Output the material beneath this task exactly, images excluded.

BEGIN Material provided

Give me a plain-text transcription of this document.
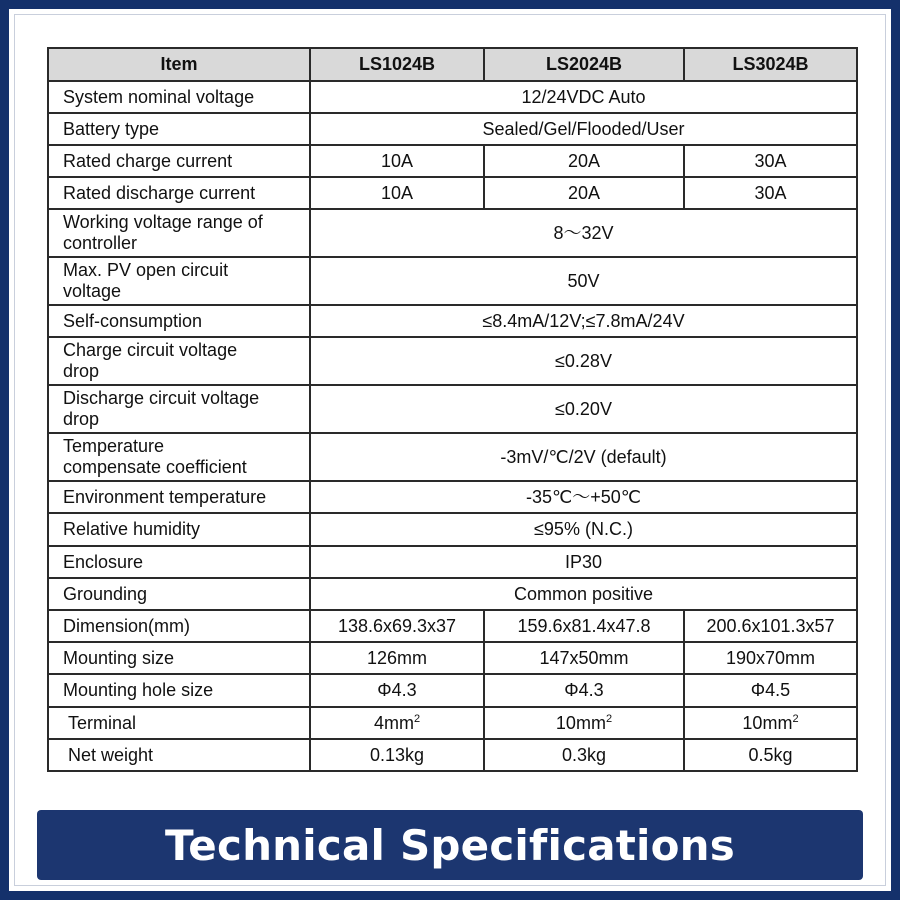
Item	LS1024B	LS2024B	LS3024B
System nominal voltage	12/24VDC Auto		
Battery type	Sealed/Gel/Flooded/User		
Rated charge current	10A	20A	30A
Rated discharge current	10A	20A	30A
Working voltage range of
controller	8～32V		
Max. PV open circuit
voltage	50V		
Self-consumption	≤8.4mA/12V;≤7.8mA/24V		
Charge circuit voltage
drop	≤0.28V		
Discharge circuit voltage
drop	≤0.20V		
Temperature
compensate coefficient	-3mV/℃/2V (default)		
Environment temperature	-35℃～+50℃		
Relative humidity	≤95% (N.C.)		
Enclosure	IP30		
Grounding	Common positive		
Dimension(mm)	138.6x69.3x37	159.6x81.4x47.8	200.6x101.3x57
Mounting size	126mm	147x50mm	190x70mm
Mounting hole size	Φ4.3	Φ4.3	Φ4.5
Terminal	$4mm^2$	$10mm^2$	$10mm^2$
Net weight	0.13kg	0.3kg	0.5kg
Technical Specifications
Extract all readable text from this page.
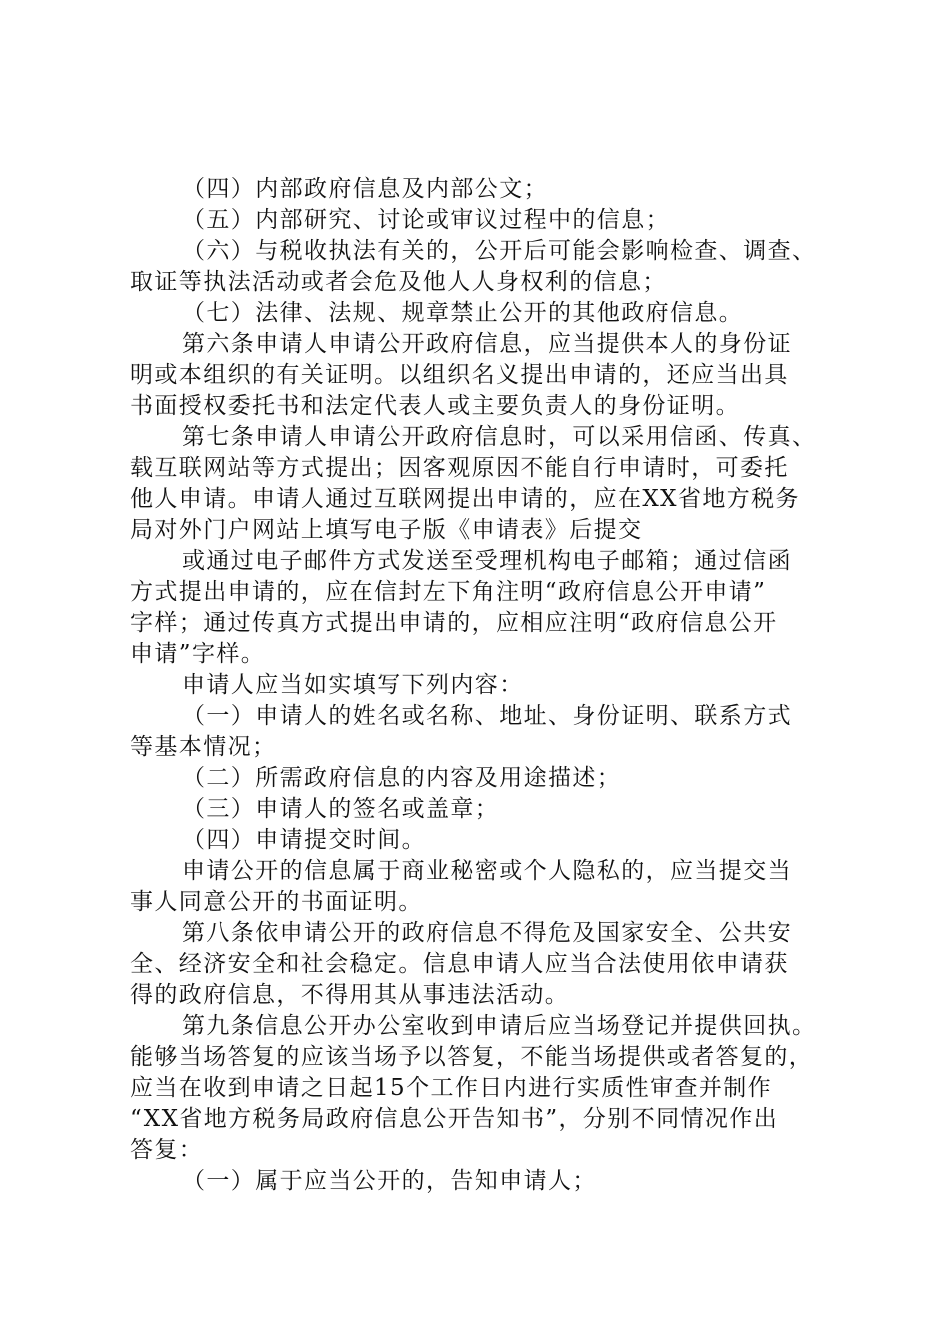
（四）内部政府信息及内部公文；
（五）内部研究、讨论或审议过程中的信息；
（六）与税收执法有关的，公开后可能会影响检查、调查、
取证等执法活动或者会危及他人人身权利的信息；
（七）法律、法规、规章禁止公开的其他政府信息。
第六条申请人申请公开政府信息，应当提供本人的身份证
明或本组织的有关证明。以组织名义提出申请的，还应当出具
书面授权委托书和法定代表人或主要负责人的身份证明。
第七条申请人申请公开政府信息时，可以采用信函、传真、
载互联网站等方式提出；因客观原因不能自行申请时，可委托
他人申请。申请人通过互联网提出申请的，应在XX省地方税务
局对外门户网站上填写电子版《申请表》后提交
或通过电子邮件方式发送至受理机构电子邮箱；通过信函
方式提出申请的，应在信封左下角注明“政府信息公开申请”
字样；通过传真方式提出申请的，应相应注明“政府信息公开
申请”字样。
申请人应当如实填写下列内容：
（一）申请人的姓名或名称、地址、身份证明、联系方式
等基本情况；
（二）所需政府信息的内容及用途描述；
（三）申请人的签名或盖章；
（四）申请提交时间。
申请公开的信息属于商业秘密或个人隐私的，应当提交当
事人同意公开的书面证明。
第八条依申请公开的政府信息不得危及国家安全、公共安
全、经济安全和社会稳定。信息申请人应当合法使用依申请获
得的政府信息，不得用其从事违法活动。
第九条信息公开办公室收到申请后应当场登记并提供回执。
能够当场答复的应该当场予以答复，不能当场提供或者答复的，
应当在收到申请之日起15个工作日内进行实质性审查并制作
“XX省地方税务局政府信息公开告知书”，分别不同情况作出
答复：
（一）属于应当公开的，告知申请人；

END Material provided

[Response to this task]
Give me a plain-text transcription of this document.
Item	LS1024B	LS2024B	LS3024B
System nominal voltage	12/24VDC Auto		
Battery type	Sealed/Gel/Flooded/User		
Rated charge current	10A	20A	30A
Rated discharge current	10A	20A	30A
Working voltage range of
controller	8～32V		
Max. PV open circuit
voltage	50V		
Self-consumption	≤8.4mA/12V;≤7.8mA/24V		
Charge circuit voltage
drop	≤0.28V		
Discharge circuit voltage
drop	≤0.20V		
Temperature
compensate coefficient	-3mV/℃/2V (default)		
Environment temperature	-35℃～+50℃		
Relative humidity	≤95% (N.C.)		
Enclosure	IP30		
Grounding	Common positive		
Dimension(mm)	138.6x69.3x37	159.6x81.4x47.8	200.6x101.3x57
Mounting size	126mm	147x50mm	190x70mm
Mounting hole size	Φ4.3	Φ4.3	Φ4.5
Terminal	$4mm^2$	$10mm^2$	$10mm^2$
Net weight	0.13kg	0.3kg	0.5kg
Technical Specifications
Extract all readable text from this page.
（四）内部政府信息及内部公文；
（五）内部研究、讨论或审议过程中的信息；
（六）与税收执法有关的，公开后可能会影响检查、调查、
取证等执法活动或者会危及他人人身权利的信息；
（七）法律、法规、规章禁止公开的其他政府信息。
第六条申请人申请公开政府信息，应当提供本人的身份证
明或本组织的有关证明。以组织名义提出申请的，还应当出具
书面授权委托书和法定代表人或主要负责人的身份证明。
第七条申请人申请公开政府信息时，可以采用信函、传真、
载互联网站等方式提出；因客观原因不能自行申请时，可委托
他人申请。申请人通过互联网提出申请的，应在XX省地方税务
局对外门户网站上填写电子版《申请表》后提交
或通过电子邮件方式发送至受理机构电子邮箱；通过信函
方式提出申请的，应在信封左下角注明“政府信息公开申请”
字样；通过传真方式提出申请的，应相应注明“政府信息公开
申请”字样。
申请人应当如实填写下列内容：
（一）申请人的姓名或名称、地址、身份证明、联系方式
等基本情况；
（二）所需政府信息的内容及用途描述；
（三）申请人的签名或盖章；
（四）申请提交时间。
申请公开的信息属于商业秘密或个人隐私的，应当提交当
事人同意公开的书面证明。
第八条依申请公开的政府信息不得危及国家安全、公共安
全、经济安全和社会稳定。信息申请人应当合法使用依申请获
得的政府信息，不得用其从事违法活动。
第九条信息公开办公室收到申请后应当场登记并提供回执。
能够当场答复的应该当场予以答复，不能当场提供或者答复的，
应当在收到申请之日起15个工作日内进行实质性审查并制作
“XX省地方税务局政府信息公开告知书”，分别不同情况作出
答复：
（一）属于应当公开的，告知申请人；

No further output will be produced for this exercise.